What you need to do: Print every entry, word for word, and skip the images.
┌──
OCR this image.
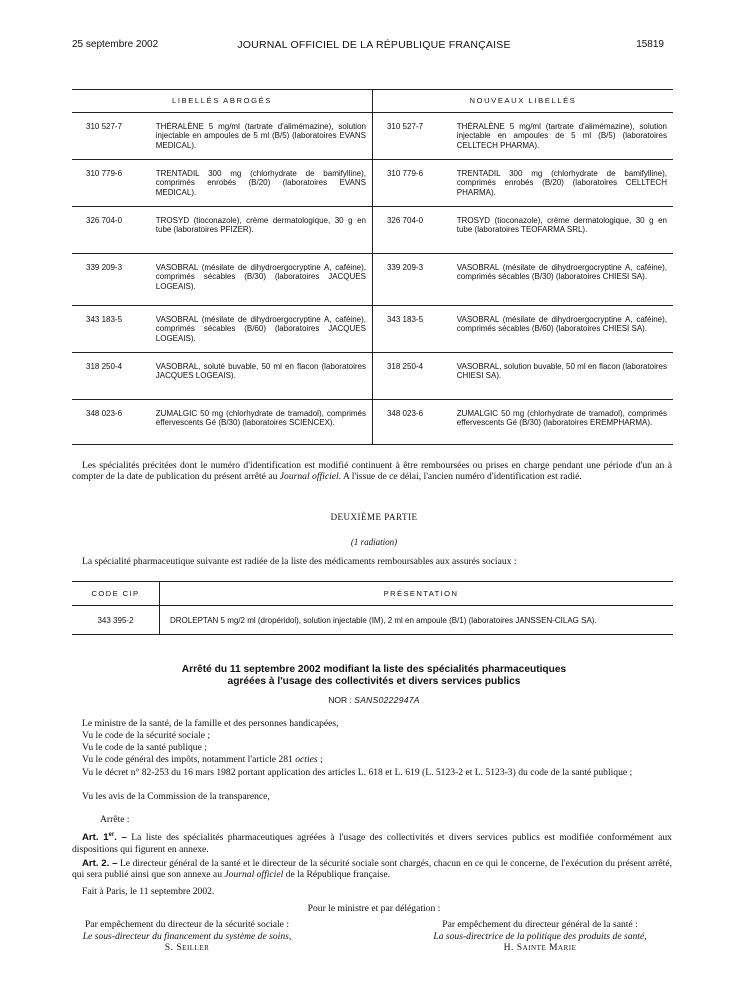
25 septembre 2002	JOURNAL OFFICIEL DE LA RÉPUBLIQUE FRANÇAISE	15819
LIBELLÉS ABROGÉS		NOUVEAUX LIBELLÉS	
310 527-7	THÉRALÈNE 5 mg/ml (tartrate d'alimémazine), solution injectable en ampoules de 5 ml (B/5) (laboratoires EVANS MEDICAL).	310 527-7	THÉRALÈNE 5 mg/ml (tartrate d'alimémazine), solution injectable en ampoules de 5 ml (B/5) (laboratoires CELLTECH PHARMA).
310 779-6	TRENTADIL 300 mg (chlorhydrate de bamifylline), comprimés enrobés (B/20) (laboratoires EVANS MEDICAL).	310 779-6	TRENTADIL 300 mg (chlorhydrate de bamifylline), comprimés enrobés (B/20) (laboratoires CELLTECH PHARMA).
326 704-0	TROSYD (tioconazole), crème dermatologique, 30 g en tube (laboratoires PFIZER).	326 704-0	TROSYD (tioconazole), crème dermatologique, 30 g en tube (laboratoires TEOFARMA SRL).
339 209-3	VASOBRAL (mésilate de dihydroergocryptine A, caféine), comprimés sécables (B/30) (laboratoires JACQUES LOGEAIS).	339 209-3	VASOBRAL (mésilate de dihydroergocryptine A, caféine), comprimés sécables (B/30) (laboratoires CHIESI SA).
343 183-5	VASOBRAL (mésilate de dihydroergocryptine A, caféine), comprimés sécables (B/60) (laboratoires JACQUES LOGEAIS).	343 183-5	VASOBRAL (mésilate de dihydroergocryptine A, caféine), comprimés sécables (B/60) (laboratoires CHIESI SA).
318 250-4	VASOBRAL, soluté buvable, 50 ml en flacon (laboratoires JACQUES LOGEAIS).	318 250-4	VASOBRAL, solution buvable, 50 ml en flacon (laboratoires CHIESI SA).
348 023-6	ZUMALGIC 50 mg (chlorhydrate de tramadol), comprimés effervescents Gé (B/30) (laboratoires SCIENCEX).	348 023-6	ZUMALGIC 50 mg (chlorhydrate de tramadol), comprimés effervescents Gé (B/30) (laboratoires EREMPHARMA).
Les spécialités précitées dont le numéro d'identification est modifié continuent à être remboursées ou prises en charge pendant une période d'un an à compter de la date de publication du présent arrêté au Journal officiel. A l'issue de ce délai, l'ancien numéro d'identification est radié.
DEUXIÈME PARTIE
(1 radiation)
La spécialité pharmaceutique suivante est radiée de la liste des médicaments remboursables aux assurés sociaux :
CODE CIP	PRÉSENTATION
343 395-2	DROLEPTAN 5 mg/2 ml (dropéridol), solution injectable (IM), 2 ml en ampoule (B/1) (laboratoires JANSSEN-CILAG SA).
Arrêté du 11 septembre 2002 modifiant la liste des spécialités pharmaceutiques
agréées à l'usage des collectivités et divers services publics
NOR : SANS0222947A
Le ministre de la santé, de la famille et des personnes handicapées,
Vu le code de la sécurité sociale ;
Vu le code de la santé publique ;
Vu le code général des impôts, notamment l'article 281 octies ;
Vu le décret n° 82-253 du 16 mars 1982 portant application des articles L. 618 et L. 619 (L. 5123-2 et L. 5123-3) du code de la santé publique ;
Vu les avis de la Commission de la transparence,
Arrête :
Art. 1er. – La liste des spécialités pharmaceutiques agréées à l'usage des collectivités et divers services publics est modifiée conformément aux dispositions qui figurent en annexe.
Art. 2. – Le directeur général de la santé et le directeur de la sécurité sociale sont chargés, chacun en ce qui le concerne, de l'exécution du présent arrêté, qui sera publié ainsi que son annexe au Journal officiel de la République française.
Fait à Paris, le 11 septembre 2002.
Pour le ministre et par délégation :
Par empêchement du directeur de la sécurité sociale :
Le sous-directeur du financement du système de soins,
S. Seiller
Par empêchement du directeur général de la santé :
La sous-directrice de la politique des produits de santé,
H. Sainte Marie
└──
Output:
OCR this image.
25 septembre 2002	JOURNAL OFFICIEL DE LA RÉPUBLIQUE FRANÇAISE	15819
LIBELLÉS ABROGÉS		NOUVEAUX LIBELLÉS	
310 527-7	THÉRALÈNE 5 mg/ml (tartrate d'alimémazine), solution injectable en ampoules de 5 ml (B/5) (laboratoires EVANS MEDICAL).	310 527-7	THÉRALÈNE 5 mg/ml (tartrate d'alimémazine), solution injectable en ampoules de 5 ml (B/5) (laboratoires CELLTECH PHARMA).
310 779-6	TRENTADIL 300 mg (chlorhydrate de bamifylline), comprimés enrobés (B/20) (laboratoires EVANS MEDICAL).	310 779-6	TRENTADIL 300 mg (chlorhydrate de bamifylline), comprimés enrobés (B/20) (laboratoires CELLTECH PHARMA).
326 704-0	TROSYD (tioconazole), crème dermatologique, 30 g en tube (laboratoires PFIZER).	326 704-0	TROSYD (tioconazole), crème dermatologique, 30 g en tube (laboratoires TEOFARMA SRL).
339 209-3	VASOBRAL (mésilate de dihydroergocryptine A, caféine), comprimés sécables (B/30) (laboratoires JACQUES LOGEAIS).	339 209-3	VASOBRAL (mésilate de dihydroergocryptine A, caféine), comprimés sécables (B/30) (laboratoires CHIESI SA).
343 183-5	VASOBRAL (mésilate de dihydroergocryptine A, caféine), comprimés sécables (B/60) (laboratoires JACQUES LOGEAIS).	343 183-5	VASOBRAL (mésilate de dihydroergocryptine A, caféine), comprimés sécables (B/60) (laboratoires CHIESI SA).
318 250-4	VASOBRAL, soluté buvable, 50 ml en flacon (laboratoires JACQUES LOGEAIS).	318 250-4	VASOBRAL, solution buvable, 50 ml en flacon (laboratoires CHIESI SA).
348 023-6	ZUMALGIC 50 mg (chlorhydrate de tramadol), comprimés effervescents Gé (B/30) (laboratoires SCIENCEX).	348 023-6	ZUMALGIC 50 mg (chlorhydrate de tramadol), comprimés effervescents Gé (B/30) (laboratoires EREMPHARMA).
Les spécialités précitées dont le numéro d'identification est modifié continuent à être remboursées ou prises en charge pendant une période d'un an à compter de la date de publication du présent arrêté au Journal officiel. A l'issue de ce délai, l'ancien numéro d'identification est radié.
DEUXIÈME PARTIE
(1 radiation)
La spécialité pharmaceutique suivante est radiée de la liste des médicaments remboursables aux assurés sociaux :
CODE CIP	PRÉSENTATION
343 395-2	DROLEPTAN 5 mg/2 ml (dropéridol), solution injectable (IM), 2 ml en ampoule (B/1) (laboratoires JANSSEN-CILAG SA).
Arrêté du 11 septembre 2002 modifiant la liste des spécialités pharmaceutiques
agréées à l'usage des collectivités et divers services publics
NOR : SANS0222947A
Le ministre de la santé, de la famille et des personnes handicapées,
Vu le code de la sécurité sociale ;
Vu le code de la santé publique ;
Vu le code général des impôts, notamment l'article 281 octies ;
Vu le décret n° 82-253 du 16 mars 1982 portant application des articles L. 618 et L. 619 (L. 5123-2 et L. 5123-3) du code de la santé publique ;
Vu les avis de la Commission de la transparence,
Arrête :
Art. 1er. – La liste des spécialités pharmaceutiques agréées à l'usage des collectivités et divers services publics est modifiée conformément aux dispositions qui figurent en annexe.
Art. 2. – Le directeur général de la santé et le directeur de la sécurité sociale sont chargés, chacun en ce qui le concerne, de l'exécution du présent arrêté, qui sera publié ainsi que son annexe au Journal officiel de la République française.
Fait à Paris, le 11 septembre 2002.
Pour le ministre et par délégation :
Par empêchement du directeur de la sécurité sociale :
Le sous-directeur du financement du système de soins,
S. Seiller
Par empêchement du directeur général de la santé :
La sous-directrice de la politique des produits de santé,
H. Sainte Marie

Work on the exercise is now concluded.